**Set exercise:**
Report only the number of lines holding "JSON".

>> Start

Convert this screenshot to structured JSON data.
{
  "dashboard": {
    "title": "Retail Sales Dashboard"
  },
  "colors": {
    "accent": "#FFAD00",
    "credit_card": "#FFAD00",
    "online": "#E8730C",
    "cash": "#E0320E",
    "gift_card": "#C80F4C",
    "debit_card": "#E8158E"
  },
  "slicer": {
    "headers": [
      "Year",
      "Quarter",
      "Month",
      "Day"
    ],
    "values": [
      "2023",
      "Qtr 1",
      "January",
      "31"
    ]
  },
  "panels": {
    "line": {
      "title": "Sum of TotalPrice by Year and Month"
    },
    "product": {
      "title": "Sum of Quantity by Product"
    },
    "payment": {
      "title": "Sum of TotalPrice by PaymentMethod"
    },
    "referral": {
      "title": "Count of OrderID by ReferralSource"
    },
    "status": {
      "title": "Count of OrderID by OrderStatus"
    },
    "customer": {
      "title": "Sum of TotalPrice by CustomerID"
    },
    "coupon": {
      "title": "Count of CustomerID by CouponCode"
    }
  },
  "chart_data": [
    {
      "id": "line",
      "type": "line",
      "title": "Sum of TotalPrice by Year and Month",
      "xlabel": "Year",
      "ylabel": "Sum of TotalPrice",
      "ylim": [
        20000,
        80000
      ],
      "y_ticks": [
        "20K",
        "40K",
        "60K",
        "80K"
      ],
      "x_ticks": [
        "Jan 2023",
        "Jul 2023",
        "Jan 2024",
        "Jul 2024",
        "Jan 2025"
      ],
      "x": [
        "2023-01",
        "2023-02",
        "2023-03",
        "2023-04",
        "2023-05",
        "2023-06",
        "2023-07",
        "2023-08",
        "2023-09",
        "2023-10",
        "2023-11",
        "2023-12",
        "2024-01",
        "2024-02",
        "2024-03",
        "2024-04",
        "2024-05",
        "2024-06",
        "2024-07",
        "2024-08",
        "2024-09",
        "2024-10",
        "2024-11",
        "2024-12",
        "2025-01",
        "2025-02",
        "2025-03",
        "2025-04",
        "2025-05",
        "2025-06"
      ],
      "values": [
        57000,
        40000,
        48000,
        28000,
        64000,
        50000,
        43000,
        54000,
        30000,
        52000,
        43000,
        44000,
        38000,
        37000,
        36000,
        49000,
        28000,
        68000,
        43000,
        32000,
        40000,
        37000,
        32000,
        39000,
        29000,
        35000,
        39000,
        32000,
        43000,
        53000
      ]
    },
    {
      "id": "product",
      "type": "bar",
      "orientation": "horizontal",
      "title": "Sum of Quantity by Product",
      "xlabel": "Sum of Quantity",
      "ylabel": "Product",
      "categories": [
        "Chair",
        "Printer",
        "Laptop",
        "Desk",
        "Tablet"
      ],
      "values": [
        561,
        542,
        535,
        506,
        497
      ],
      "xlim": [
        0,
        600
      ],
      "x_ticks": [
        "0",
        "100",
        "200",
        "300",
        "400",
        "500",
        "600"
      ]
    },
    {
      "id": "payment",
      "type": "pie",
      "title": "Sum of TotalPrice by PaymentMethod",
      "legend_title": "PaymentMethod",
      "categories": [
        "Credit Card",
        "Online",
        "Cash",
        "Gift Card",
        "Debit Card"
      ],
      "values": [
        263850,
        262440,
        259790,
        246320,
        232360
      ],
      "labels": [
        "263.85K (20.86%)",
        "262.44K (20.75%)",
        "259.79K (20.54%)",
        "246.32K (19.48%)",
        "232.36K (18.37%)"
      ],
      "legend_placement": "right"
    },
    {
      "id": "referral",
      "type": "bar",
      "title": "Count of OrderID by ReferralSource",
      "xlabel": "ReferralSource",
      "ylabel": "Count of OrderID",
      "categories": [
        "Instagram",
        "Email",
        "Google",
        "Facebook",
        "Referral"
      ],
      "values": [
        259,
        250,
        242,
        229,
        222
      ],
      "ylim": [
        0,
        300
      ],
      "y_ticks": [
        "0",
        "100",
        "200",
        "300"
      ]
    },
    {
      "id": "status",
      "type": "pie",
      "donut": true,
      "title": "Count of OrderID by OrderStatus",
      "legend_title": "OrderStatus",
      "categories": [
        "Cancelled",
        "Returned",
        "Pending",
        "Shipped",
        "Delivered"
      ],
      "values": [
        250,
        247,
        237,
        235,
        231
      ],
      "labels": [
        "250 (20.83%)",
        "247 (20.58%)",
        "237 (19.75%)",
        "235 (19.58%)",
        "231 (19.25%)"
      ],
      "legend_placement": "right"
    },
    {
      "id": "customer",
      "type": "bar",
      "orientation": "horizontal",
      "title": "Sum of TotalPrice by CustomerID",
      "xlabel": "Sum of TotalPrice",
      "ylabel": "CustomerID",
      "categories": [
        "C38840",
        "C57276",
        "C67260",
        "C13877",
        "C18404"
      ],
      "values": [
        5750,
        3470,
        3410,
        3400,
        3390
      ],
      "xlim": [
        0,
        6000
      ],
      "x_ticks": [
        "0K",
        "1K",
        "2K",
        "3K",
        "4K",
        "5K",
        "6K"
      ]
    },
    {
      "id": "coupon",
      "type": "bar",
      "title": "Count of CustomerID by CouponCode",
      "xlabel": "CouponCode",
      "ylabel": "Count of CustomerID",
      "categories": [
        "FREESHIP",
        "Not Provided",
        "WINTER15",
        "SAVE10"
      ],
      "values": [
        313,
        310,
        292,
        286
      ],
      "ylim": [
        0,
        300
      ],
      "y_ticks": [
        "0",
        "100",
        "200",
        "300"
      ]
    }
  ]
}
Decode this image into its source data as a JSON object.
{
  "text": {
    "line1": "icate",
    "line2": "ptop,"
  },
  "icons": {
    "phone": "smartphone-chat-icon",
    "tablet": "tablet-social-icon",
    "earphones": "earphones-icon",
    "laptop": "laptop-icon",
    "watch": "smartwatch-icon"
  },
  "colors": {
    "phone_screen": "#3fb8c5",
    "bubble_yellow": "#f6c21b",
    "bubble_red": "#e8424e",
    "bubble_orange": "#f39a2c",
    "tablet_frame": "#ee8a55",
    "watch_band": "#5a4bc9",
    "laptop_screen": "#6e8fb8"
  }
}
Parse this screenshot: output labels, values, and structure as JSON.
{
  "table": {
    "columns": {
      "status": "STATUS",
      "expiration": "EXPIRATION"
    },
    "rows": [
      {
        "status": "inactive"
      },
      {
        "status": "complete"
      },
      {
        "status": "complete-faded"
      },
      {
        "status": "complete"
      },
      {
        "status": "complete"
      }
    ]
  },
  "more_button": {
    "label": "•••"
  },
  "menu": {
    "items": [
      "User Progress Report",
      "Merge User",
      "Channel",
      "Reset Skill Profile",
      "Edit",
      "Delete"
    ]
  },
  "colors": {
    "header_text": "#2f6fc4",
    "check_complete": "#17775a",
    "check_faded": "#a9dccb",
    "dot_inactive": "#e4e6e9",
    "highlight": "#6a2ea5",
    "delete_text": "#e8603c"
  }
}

>> End

**The solution:**
3